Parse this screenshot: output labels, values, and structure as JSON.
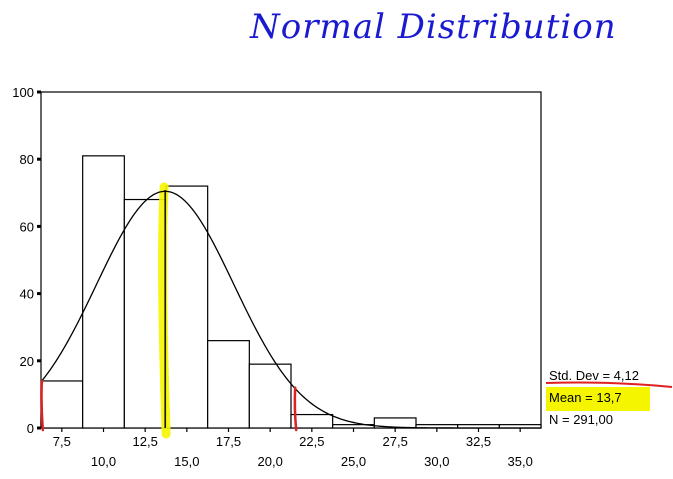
{
  "chart_data": {
    "type": "bar",
    "title": "Normal Distribution",
    "bins": [
      {
        "x0": 6.25,
        "x1": 8.75,
        "count": 14
      },
      {
        "x0": 8.75,
        "x1": 11.25,
        "count": 81
      },
      {
        "x0": 11.25,
        "x1": 13.75,
        "count": 68
      },
      {
        "x0": 13.75,
        "x1": 16.25,
        "count": 72
      },
      {
        "x0": 16.25,
        "x1": 18.75,
        "count": 26
      },
      {
        "x0": 18.75,
        "x1": 21.25,
        "count": 19
      },
      {
        "x0": 21.25,
        "x1": 23.75,
        "count": 4
      },
      {
        "x0": 23.75,
        "x1": 26.25,
        "count": 1
      },
      {
        "x0": 26.25,
        "x1": 28.75,
        "count": 3
      },
      {
        "x0": 28.75,
        "x1": 31.25,
        "count": 1
      },
      {
        "x0": 31.25,
        "x1": 33.75,
        "count": 1
      },
      {
        "x0": 33.75,
        "x1": 36.25,
        "count": 1
      }
    ],
    "normal_curve": {
      "mean": 13.7,
      "std_dev": 4.12,
      "n": 291,
      "bin_width": 2.5
    },
    "xlim": [
      6.25,
      36.25
    ],
    "ylim": [
      0,
      100
    ],
    "y_ticks": [
      0,
      20,
      40,
      60,
      80,
      100
    ],
    "y_tick_labels": [
      "0",
      "20",
      "40",
      "60",
      "80",
      "100"
    ],
    "x_ticks_upper": [
      7.5,
      12.5,
      17.5,
      22.5,
      27.5,
      32.5
    ],
    "x_tick_labels_upper": [
      "7,5",
      "12,5",
      "17,5",
      "22,5",
      "27,5",
      "32,5"
    ],
    "x_ticks_lower": [
      10,
      15,
      20,
      25,
      30,
      35
    ],
    "x_tick_labels_lower": [
      "10,0",
      "15,0",
      "20,0",
      "25,0",
      "30,0",
      "35,0"
    ],
    "stats": {
      "std_dev_label": "Std. Dev = 4,12",
      "mean_label": "Mean = 13,7",
      "n_label": "N = 291,00"
    },
    "annotations": {
      "mean_marker_x": 13.7,
      "tail_markers_x": [
        6.3,
        21.5
      ],
      "highlight_color": "#f5f500",
      "marker_color": "#e02020"
    }
  }
}
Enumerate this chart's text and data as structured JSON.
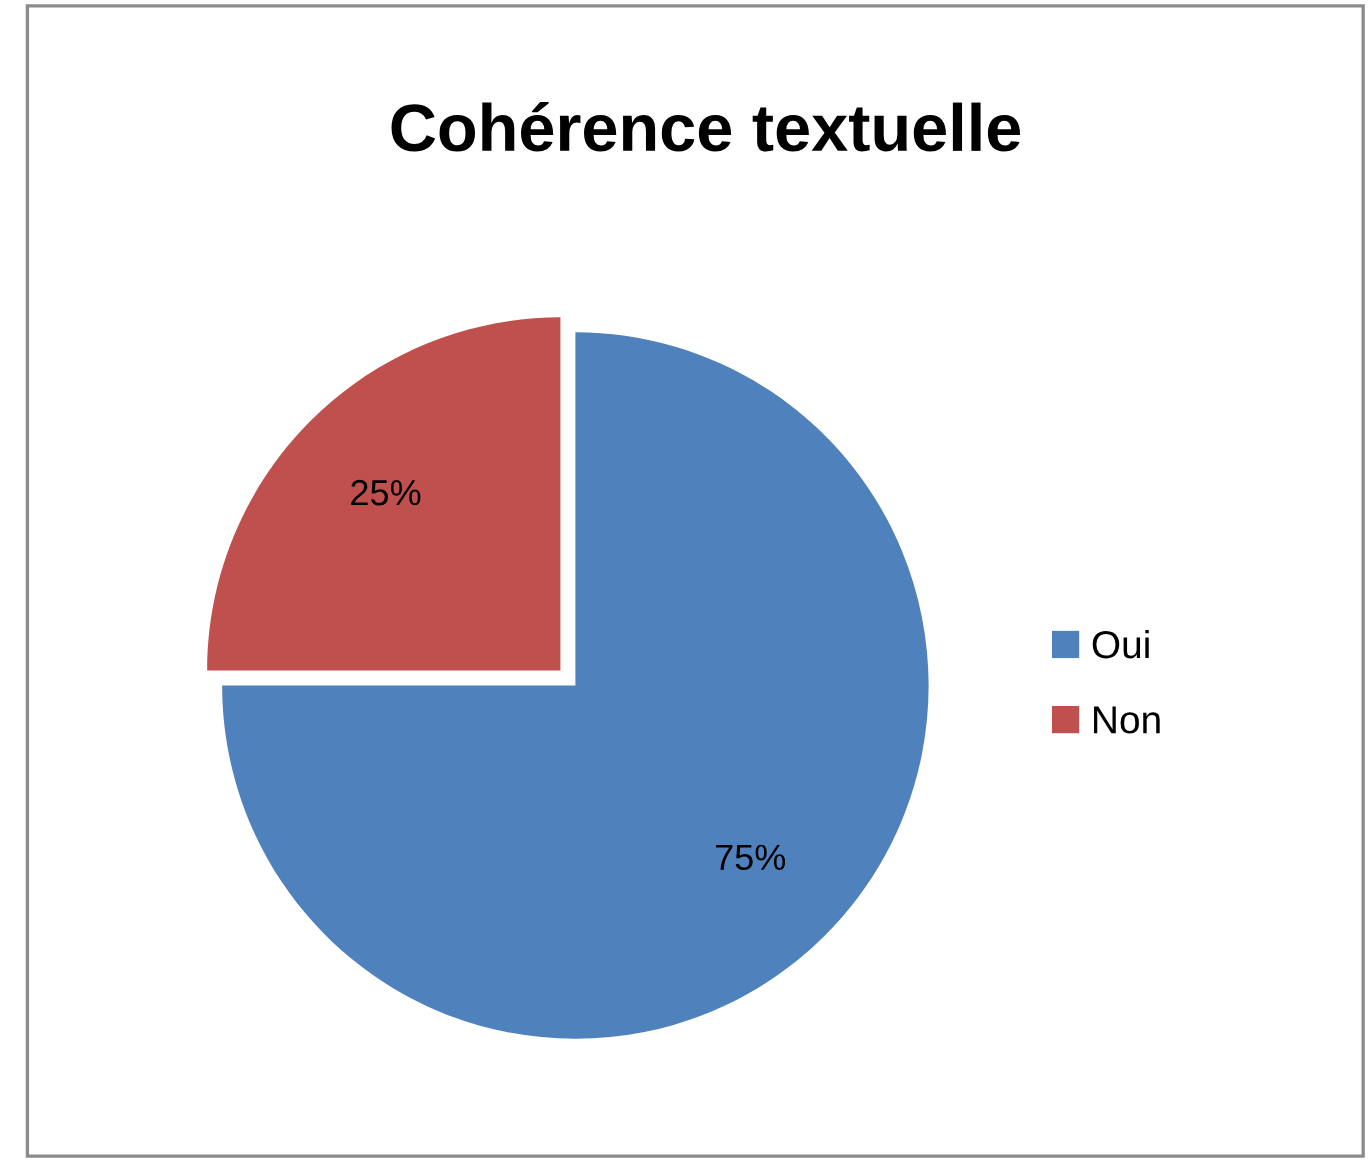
{
  "chart_data": {
    "type": "pie",
    "title": "Cohérence textuelle",
    "categories": [
      "Oui",
      "Non"
    ],
    "values": [
      75,
      25
    ],
    "colors": [
      "#4f81bd",
      "#c0504d"
    ],
    "value_labels": [
      "75%",
      "25%"
    ],
    "legend": "right"
  }
}
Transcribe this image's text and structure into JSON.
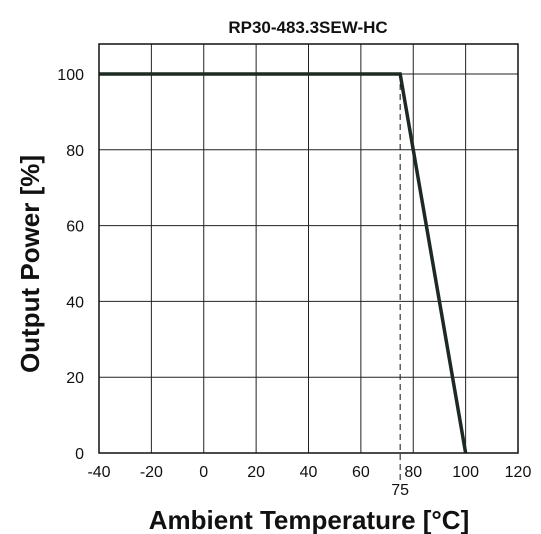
{
  "chart_data": {
    "type": "line",
    "title": "RP30-483.3SEW-HC",
    "xlabel": "Ambient Temperature [°C]",
    "ylabel": "Output Power [%]",
    "xlim": [
      -40,
      120
    ],
    "ylim": [
      0,
      100
    ],
    "x_ticks": [
      "-40",
      "-20",
      "0",
      "20",
      "40",
      "60",
      "80",
      "100",
      "120"
    ],
    "y_ticks": [
      "0",
      "20",
      "40",
      "60",
      "80",
      "100"
    ],
    "grid": true,
    "series": [
      {
        "x": [
          -40,
          75,
          100
        ],
        "y": [
          100,
          100,
          0
        ],
        "color": "#1c2a22"
      }
    ],
    "annotations": [
      {
        "text": "75",
        "x": 75,
        "style": "dashed-vertical"
      }
    ]
  }
}
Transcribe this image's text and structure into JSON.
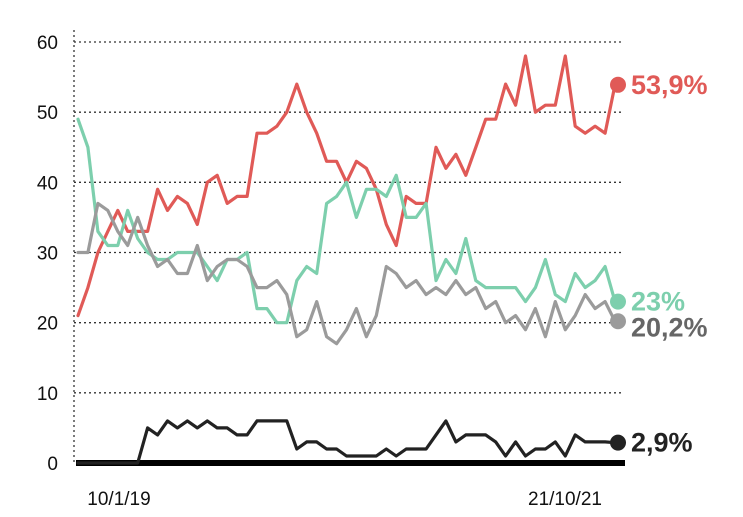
{
  "chart_data": {
    "type": "line",
    "title": "",
    "xlabel": "",
    "ylabel": "",
    "ylim": [
      0,
      60
    ],
    "yticks": [
      "0",
      "10",
      "20",
      "30",
      "40",
      "50",
      "60"
    ],
    "xticks": [
      "10/1/19",
      "21/10/21"
    ],
    "grid": "horizontal dotted",
    "legend": "none (end labels)",
    "series": [
      {
        "color": "#e05a57",
        "end_label": "53,9%",
        "values": [
          21,
          25,
          30,
          33,
          36,
          33,
          33,
          33,
          39,
          36,
          38,
          37,
          34,
          40,
          41,
          37,
          38,
          38,
          47,
          47,
          48,
          50,
          54,
          50,
          47,
          43,
          43,
          40,
          43,
          42,
          39,
          34,
          31,
          38,
          37,
          37,
          45,
          42,
          44,
          41,
          45,
          49,
          49,
          54,
          51,
          58,
          50,
          51,
          51,
          58,
          48,
          47,
          48,
          47,
          53.9
        ]
      },
      {
        "color": "#7dcfad",
        "end_label": "23%",
        "values": [
          49,
          45,
          33,
          31,
          31,
          36,
          32,
          30,
          29,
          29,
          30,
          30,
          30,
          28,
          26,
          29,
          29,
          30,
          22,
          22,
          20,
          20,
          26,
          28,
          27,
          37,
          38,
          40,
          35,
          39,
          39,
          38,
          41,
          35,
          35,
          37,
          26,
          29,
          27,
          32,
          26,
          25,
          25,
          25,
          25,
          23,
          25,
          29,
          24,
          23,
          27,
          25,
          26,
          28,
          23
        ]
      },
      {
        "color": "#9b9b9b",
        "end_label": "20,2%",
        "values": [
          30,
          30,
          37,
          36,
          33,
          31,
          35,
          31,
          28,
          29,
          27,
          27,
          31,
          26,
          28,
          29,
          29,
          28,
          25,
          25,
          26,
          24,
          18,
          19,
          23,
          18,
          17,
          19,
          22,
          18,
          21,
          28,
          27,
          25,
          26,
          24,
          25,
          24,
          26,
          24,
          25,
          22,
          23,
          20,
          21,
          19,
          22,
          18,
          23,
          19,
          21,
          24,
          22,
          23,
          20.2
        ]
      },
      {
        "color": "#222222",
        "end_label": "2,9%",
        "values": [
          0,
          0,
          0,
          0,
          0,
          0,
          0,
          5,
          4,
          6,
          5,
          6,
          5,
          6,
          5,
          5,
          4,
          4,
          6,
          6,
          6,
          6,
          2,
          3,
          3,
          2,
          2,
          1,
          1,
          1,
          1,
          2,
          1,
          2,
          2,
          2,
          4,
          6,
          3,
          4,
          4,
          4,
          3,
          1,
          3,
          1,
          2,
          2,
          3,
          1,
          4,
          3,
          3,
          3,
          2.9
        ]
      }
    ]
  }
}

▶ [Request] Transcribe each entry above exactly, apart from the pictures.

▶ [Reply to the exercise]
Parse this screenshot: output labels, values, and structure as JSON.
{
  "chart_data": {
    "type": "bar",
    "title": "Normal Distribution",
    "bins": [
      {
        "x0": 6.25,
        "x1": 8.75,
        "count": 14
      },
      {
        "x0": 8.75,
        "x1": 11.25,
        "count": 81
      },
      {
        "x0": 11.25,
        "x1": 13.75,
        "count": 68
      },
      {
        "x0": 13.75,
        "x1": 16.25,
        "count": 72
      },
      {
        "x0": 16.25,
        "x1": 18.75,
        "count": 26
      },
      {
        "x0": 18.75,
        "x1": 21.25,
        "count": 19
      },
      {
        "x0": 21.25,
        "x1": 23.75,
        "count": 4
      },
      {
        "x0": 23.75,
        "x1": 26.25,
        "count": 1
      },
      {
        "x0": 26.25,
        "x1": 28.75,
        "count": 3
      },
      {
        "x0": 28.75,
        "x1": 31.25,
        "count": 1
      },
      {
        "x0": 31.25,
        "x1": 33.75,
        "count": 1
      },
      {
        "x0": 33.75,
        "x1": 36.25,
        "count": 1
      }
    ],
    "normal_curve": {
      "mean": 13.7,
      "std_dev": 4.12,
      "n": 291,
      "bin_width": 2.5
    },
    "xlim": [
      6.25,
      36.25
    ],
    "ylim": [
      0,
      100
    ],
    "y_ticks": [
      0,
      20,
      40,
      60,
      80,
      100
    ],
    "y_tick_labels": [
      "0",
      "20",
      "40",
      "60",
      "80",
      "100"
    ],
    "x_ticks_upper": [
      7.5,
      12.5,
      17.5,
      22.5,
      27.5,
      32.5
    ],
    "x_tick_labels_upper": [
      "7,5",
      "12,5",
      "17,5",
      "22,5",
      "27,5",
      "32,5"
    ],
    "x_ticks_lower": [
      10,
      15,
      20,
      25,
      30,
      35
    ],
    "x_tick_labels_lower": [
      "10,0",
      "15,0",
      "20,0",
      "25,0",
      "30,0",
      "35,0"
    ],
    "stats": {
      "std_dev_label": "Std. Dev = 4,12",
      "mean_label": "Mean = 13,7",
      "n_label": "N = 291,00"
    },
    "annotations": {
      "mean_marker_x": 13.7,
      "tail_markers_x": [
        6.3,
        21.5
      ],
      "highlight_color": "#f5f500",
      "marker_color": "#e02020"
    }
  }
}
Enumerate this chart's text and data as structured JSON.
{
  "chart_data": {
    "type": "pie",
    "title": "Cohérence textuelle",
    "categories": [
      "Oui",
      "Non"
    ],
    "values": [
      75,
      25
    ],
    "colors": [
      "#4f81bd",
      "#c0504d"
    ],
    "value_labels": [
      "75%",
      "25%"
    ],
    "legend": "right"
  }
}
Transcribe this image's text and structure into JSON.
{
  "chart_data": {
    "type": "line",
    "title": "RP30-483.3SEW-HC",
    "xlabel": "Ambient Temperature [°C]",
    "ylabel": "Output Power [%]",
    "xlim": [
      -40,
      120
    ],
    "ylim": [
      0,
      100
    ],
    "x_ticks": [
      "-40",
      "-20",
      "0",
      "20",
      "40",
      "60",
      "80",
      "100",
      "120"
    ],
    "y_ticks": [
      "0",
      "20",
      "40",
      "60",
      "80",
      "100"
    ],
    "grid": true,
    "series": [
      {
        "x": [
          -40,
          75,
          100
        ],
        "y": [
          100,
          100,
          0
        ],
        "color": "#1c2a22"
      }
    ],
    "annotations": [
      {
        "text": "75",
        "x": 75,
        "style": "dashed-vertical"
      }
    ]
  }
}
Transcribe this image's text and structure into JSON.
{
  "chart_data": {
    "type": "line",
    "title": "",
    "xlabel": "",
    "ylabel": "",
    "ylim": [
      0,
      60
    ],
    "yticks": [
      "0",
      "10",
      "20",
      "30",
      "40",
      "50",
      "60"
    ],
    "xticks": [
      "10/1/19",
      "21/10/21"
    ],
    "grid": "horizontal dotted",
    "legend": "none (end labels)",
    "series": [
      {
        "color": "#e05a57",
        "end_label": "53,9%",
        "values": [
          21,
          25,
          30,
          33,
          36,
          33,
          33,
          33,
          39,
          36,
          38,
          37,
          34,
          40,
          41,
          37,
          38,
          38,
          47,
          47,
          48,
          50,
          54,
          50,
          47,
          43,
          43,
          40,
          43,
          42,
          39,
          34,
          31,
          38,
          37,
          37,
          45,
          42,
          44,
          41,
          45,
          49,
          49,
          54,
          51,
          58,
          50,
          51,
          51,
          58,
          48,
          47,
          48,
          47,
          53.9
        ]
      },
      {
        "color": "#7dcfad",
        "end_label": "23%",
        "values": [
          49,
          45,
          33,
          31,
          31,
          36,
          32,
          30,
          29,
          29,
          30,
          30,
          30,
          28,
          26,
          29,
          29,
          30,
          22,
          22,
          20,
          20,
          26,
          28,
          27,
          37,
          38,
          40,
          35,
          39,
          39,
          38,
          41,
          35,
          35,
          37,
          26,
          29,
          27,
          32,
          26,
          25,
          25,
          25,
          25,
          23,
          25,
          29,
          24,
          23,
          27,
          25,
          26,
          28,
          23
        ]
      },
      {
        "color": "#9b9b9b",
        "end_label": "20,2%",
        "values": [
          30,
          30,
          37,
          36,
          33,
          31,
          35,
          31,
          28,
          29,
          27,
          27,
          31,
          26,
          28,
          29,
          29,
          28,
          25,
          25,
          26,
          24,
          18,
          19,
          23,
          18,
          17,
          19,
          22,
          18,
          21,
          28,
          27,
          25,
          26,
          24,
          25,
          24,
          26,
          24,
          25,
          22,
          23,
          20,
          21,
          19,
          22,
          18,
          23,
          19,
          21,
          24,
          22,
          23,
          20.2
        ]
      },
      {
        "color": "#222222",
        "end_label": "2,9%",
        "values": [
          0,
          0,
          0,
          0,
          0,
          0,
          0,
          5,
          4,
          6,
          5,
          6,
          5,
          6,
          5,
          5,
          4,
          4,
          6,
          6,
          6,
          6,
          2,
          3,
          3,
          2,
          2,
          1,
          1,
          1,
          1,
          2,
          1,
          2,
          2,
          2,
          4,
          6,
          3,
          4,
          4,
          4,
          3,
          1,
          3,
          1,
          2,
          2,
          3,
          1,
          4,
          3,
          3,
          3,
          2.9
        ]
      }
    ]
  }
}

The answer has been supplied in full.